REQUEST: Gather all lines in the records below that include the word "Birthplace".

DATA TO PROCESS:
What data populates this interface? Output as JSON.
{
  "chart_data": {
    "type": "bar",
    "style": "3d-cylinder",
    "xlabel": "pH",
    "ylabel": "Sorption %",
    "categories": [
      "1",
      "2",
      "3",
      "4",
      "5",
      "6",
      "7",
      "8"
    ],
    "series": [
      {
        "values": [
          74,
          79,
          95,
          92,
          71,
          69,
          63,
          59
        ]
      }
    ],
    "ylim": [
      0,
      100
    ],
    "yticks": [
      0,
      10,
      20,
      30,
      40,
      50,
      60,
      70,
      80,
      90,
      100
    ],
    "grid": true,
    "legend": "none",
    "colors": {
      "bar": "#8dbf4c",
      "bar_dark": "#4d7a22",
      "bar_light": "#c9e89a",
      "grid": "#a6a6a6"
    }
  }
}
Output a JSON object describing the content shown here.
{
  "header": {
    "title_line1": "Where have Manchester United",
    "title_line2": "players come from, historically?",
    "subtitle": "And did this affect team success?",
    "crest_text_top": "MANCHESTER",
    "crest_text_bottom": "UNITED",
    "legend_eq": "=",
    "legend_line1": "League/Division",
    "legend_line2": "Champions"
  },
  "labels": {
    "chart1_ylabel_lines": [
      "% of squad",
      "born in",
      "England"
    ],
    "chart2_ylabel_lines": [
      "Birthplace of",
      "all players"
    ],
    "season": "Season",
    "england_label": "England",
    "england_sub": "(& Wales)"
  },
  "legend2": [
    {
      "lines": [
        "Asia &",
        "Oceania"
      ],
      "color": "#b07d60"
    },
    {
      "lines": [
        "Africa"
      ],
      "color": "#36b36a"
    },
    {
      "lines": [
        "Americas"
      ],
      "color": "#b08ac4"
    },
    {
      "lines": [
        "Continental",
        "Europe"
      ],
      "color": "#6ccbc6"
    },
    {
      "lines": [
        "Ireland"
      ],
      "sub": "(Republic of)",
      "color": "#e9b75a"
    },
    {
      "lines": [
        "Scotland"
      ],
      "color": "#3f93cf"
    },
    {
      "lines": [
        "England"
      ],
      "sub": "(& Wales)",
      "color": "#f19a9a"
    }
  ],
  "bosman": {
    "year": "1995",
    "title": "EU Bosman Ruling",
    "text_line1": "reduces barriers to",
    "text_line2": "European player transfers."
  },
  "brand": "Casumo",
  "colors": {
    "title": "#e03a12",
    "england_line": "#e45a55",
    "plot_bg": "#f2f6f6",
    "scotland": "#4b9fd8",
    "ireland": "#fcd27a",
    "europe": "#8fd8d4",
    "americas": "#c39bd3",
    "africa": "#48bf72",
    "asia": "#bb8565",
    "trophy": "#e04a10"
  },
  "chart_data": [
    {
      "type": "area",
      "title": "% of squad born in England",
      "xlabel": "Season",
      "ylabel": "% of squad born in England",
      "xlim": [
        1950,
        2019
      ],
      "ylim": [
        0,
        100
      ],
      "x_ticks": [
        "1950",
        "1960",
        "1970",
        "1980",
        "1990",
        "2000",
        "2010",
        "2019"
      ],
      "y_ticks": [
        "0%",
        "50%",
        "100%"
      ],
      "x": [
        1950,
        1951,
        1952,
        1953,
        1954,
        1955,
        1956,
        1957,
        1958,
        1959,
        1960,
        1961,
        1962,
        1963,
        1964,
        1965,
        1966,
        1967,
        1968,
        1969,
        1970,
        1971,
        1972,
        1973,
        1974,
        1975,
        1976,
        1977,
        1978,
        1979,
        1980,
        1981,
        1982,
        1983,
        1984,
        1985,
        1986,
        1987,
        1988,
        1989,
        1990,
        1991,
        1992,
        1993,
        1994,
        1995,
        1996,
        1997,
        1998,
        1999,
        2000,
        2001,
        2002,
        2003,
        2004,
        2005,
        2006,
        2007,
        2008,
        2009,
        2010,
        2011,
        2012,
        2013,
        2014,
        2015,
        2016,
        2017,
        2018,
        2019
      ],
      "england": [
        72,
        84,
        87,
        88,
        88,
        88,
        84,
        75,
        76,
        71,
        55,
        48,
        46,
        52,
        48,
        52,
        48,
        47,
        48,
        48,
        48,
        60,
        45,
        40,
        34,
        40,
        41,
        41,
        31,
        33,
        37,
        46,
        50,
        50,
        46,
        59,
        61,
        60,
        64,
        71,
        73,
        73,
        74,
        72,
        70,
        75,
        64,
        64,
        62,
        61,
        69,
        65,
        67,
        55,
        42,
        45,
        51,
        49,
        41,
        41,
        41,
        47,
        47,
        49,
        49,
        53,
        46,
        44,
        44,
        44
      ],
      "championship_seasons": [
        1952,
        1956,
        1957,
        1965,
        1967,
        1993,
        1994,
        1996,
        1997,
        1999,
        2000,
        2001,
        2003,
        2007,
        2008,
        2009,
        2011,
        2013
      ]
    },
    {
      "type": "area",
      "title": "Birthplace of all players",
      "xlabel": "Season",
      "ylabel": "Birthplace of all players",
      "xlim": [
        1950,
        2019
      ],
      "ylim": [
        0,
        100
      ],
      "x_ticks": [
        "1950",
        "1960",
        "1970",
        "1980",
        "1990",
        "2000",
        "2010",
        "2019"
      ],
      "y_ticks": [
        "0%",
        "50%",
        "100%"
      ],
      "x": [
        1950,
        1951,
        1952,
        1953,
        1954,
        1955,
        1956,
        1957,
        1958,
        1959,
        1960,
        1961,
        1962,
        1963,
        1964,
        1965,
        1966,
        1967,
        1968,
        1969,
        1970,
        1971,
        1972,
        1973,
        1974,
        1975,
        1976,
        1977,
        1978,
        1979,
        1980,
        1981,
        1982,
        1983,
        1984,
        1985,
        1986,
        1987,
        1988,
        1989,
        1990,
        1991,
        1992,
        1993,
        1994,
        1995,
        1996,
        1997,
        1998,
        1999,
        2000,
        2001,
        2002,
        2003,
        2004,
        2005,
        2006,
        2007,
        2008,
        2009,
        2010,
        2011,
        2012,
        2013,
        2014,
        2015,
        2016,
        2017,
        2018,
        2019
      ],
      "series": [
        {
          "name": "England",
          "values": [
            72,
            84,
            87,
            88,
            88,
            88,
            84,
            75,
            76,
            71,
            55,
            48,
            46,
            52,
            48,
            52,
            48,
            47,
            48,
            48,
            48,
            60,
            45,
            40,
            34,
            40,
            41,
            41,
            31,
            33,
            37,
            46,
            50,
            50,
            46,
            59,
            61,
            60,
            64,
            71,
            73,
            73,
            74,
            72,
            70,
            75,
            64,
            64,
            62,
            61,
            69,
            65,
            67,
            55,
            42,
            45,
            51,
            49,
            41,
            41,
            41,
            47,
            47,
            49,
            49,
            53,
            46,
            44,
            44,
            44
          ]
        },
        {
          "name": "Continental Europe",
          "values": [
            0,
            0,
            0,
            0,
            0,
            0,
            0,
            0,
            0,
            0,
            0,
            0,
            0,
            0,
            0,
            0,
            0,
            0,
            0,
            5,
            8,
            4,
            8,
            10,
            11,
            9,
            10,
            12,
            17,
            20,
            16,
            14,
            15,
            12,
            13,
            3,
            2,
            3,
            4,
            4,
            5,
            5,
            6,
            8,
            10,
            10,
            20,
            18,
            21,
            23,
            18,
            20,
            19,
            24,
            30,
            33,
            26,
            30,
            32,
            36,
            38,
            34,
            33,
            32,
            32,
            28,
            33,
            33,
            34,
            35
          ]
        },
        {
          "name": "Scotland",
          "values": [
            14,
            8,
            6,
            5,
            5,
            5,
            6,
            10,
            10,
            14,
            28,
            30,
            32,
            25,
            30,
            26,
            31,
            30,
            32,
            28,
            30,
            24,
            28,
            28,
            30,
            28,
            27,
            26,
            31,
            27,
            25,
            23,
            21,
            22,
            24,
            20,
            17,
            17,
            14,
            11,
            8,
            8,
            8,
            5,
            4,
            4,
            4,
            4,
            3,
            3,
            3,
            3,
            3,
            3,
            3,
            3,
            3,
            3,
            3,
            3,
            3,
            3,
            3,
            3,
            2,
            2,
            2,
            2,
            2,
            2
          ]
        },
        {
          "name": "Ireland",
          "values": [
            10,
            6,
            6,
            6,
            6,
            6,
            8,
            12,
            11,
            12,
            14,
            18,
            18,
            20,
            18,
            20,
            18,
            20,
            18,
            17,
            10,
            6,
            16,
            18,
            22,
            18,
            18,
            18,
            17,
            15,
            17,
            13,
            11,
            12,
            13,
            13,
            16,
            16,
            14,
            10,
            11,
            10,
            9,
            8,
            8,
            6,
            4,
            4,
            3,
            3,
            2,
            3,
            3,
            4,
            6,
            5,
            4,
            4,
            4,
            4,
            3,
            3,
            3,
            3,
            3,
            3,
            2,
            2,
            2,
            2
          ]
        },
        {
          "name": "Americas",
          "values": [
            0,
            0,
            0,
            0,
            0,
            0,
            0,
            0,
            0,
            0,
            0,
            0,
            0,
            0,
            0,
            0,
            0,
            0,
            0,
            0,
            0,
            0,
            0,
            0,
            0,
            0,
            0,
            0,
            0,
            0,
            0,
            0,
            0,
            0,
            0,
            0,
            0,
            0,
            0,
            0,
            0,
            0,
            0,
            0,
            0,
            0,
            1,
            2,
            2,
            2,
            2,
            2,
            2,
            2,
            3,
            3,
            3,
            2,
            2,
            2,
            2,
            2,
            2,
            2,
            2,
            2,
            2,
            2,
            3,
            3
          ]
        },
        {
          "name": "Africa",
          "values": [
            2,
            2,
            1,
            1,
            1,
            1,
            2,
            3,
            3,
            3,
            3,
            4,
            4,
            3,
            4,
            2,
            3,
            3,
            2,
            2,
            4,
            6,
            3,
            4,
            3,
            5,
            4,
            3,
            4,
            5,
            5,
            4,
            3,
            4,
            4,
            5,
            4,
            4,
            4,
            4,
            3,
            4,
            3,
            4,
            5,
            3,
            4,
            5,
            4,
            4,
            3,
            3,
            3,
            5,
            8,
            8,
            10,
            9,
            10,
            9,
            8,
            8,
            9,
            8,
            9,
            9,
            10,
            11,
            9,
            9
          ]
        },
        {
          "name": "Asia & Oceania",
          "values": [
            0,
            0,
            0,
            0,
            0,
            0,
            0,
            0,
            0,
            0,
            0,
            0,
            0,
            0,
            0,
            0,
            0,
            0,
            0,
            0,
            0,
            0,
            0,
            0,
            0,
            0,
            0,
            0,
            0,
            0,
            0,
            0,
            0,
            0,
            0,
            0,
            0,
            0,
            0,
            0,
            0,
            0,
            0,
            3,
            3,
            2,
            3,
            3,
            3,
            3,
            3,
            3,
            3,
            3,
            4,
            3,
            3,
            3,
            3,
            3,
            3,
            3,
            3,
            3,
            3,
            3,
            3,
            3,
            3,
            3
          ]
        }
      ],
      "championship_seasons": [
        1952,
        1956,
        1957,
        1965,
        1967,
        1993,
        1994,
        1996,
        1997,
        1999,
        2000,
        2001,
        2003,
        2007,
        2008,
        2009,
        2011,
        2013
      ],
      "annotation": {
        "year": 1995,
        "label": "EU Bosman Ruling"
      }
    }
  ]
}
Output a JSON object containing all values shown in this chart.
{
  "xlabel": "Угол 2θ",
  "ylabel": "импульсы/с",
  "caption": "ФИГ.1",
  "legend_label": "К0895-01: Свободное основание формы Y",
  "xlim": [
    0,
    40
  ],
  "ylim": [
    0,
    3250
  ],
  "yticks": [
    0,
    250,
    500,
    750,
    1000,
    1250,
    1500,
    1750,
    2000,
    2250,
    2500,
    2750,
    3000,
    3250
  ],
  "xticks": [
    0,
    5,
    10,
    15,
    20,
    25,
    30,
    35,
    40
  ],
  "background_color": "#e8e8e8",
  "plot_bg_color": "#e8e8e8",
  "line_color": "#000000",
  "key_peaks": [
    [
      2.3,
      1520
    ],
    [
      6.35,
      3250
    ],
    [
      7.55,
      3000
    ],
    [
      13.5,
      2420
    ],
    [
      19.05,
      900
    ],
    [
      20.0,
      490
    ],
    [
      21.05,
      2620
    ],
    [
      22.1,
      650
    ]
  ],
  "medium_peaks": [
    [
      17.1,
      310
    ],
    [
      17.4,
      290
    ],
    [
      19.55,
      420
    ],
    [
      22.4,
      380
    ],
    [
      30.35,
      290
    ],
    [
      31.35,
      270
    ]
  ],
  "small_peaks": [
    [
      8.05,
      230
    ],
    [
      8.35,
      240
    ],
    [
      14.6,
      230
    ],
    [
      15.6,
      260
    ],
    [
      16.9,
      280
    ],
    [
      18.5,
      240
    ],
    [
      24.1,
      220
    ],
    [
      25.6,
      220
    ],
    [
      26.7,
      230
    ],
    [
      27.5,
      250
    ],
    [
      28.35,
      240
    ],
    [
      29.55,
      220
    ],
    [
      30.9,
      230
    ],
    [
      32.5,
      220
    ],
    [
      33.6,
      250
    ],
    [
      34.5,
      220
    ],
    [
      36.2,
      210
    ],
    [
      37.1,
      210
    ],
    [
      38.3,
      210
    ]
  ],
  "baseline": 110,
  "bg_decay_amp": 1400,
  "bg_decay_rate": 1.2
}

COMPLETE RESPONSE:
      "Birthplace of",
      "title": "Birthplace of all players",
      "ylabel": "Birthplace of all players",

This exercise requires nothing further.